Tally the lines in the data that follows that include the word "顿感丝丝寒凉", and report nothing but the total.
— Begin RECORDS FOR THE EXERCISE —
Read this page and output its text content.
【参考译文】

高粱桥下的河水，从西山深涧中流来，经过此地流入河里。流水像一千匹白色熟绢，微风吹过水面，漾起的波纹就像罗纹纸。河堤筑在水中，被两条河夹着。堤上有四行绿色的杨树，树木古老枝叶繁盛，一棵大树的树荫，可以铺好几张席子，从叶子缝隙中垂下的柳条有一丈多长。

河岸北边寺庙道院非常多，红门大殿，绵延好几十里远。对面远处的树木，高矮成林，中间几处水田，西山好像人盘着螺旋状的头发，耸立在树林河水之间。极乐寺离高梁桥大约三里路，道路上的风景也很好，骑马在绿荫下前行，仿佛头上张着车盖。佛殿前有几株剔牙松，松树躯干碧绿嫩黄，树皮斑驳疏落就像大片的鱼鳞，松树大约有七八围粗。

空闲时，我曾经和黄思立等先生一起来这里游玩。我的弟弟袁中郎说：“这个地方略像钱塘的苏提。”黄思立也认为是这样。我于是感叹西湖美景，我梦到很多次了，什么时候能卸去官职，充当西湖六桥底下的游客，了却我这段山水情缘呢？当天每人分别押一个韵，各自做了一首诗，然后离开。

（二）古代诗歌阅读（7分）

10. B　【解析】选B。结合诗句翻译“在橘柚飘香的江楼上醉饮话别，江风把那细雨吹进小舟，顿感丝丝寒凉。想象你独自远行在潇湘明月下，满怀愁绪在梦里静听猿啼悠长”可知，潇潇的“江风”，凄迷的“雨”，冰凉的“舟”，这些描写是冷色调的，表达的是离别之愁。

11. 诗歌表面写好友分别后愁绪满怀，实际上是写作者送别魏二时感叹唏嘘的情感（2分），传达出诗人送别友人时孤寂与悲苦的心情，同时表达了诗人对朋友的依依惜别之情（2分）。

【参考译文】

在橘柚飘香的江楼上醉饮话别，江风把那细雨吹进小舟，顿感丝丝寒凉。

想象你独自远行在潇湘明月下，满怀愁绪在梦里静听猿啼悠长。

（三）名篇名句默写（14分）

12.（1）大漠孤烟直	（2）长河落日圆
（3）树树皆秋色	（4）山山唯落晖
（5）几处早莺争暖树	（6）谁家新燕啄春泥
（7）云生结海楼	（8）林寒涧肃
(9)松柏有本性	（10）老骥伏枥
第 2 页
— End RECORDS FOR THE EXERCISE —
REPLY TO THE EXERCISE - 2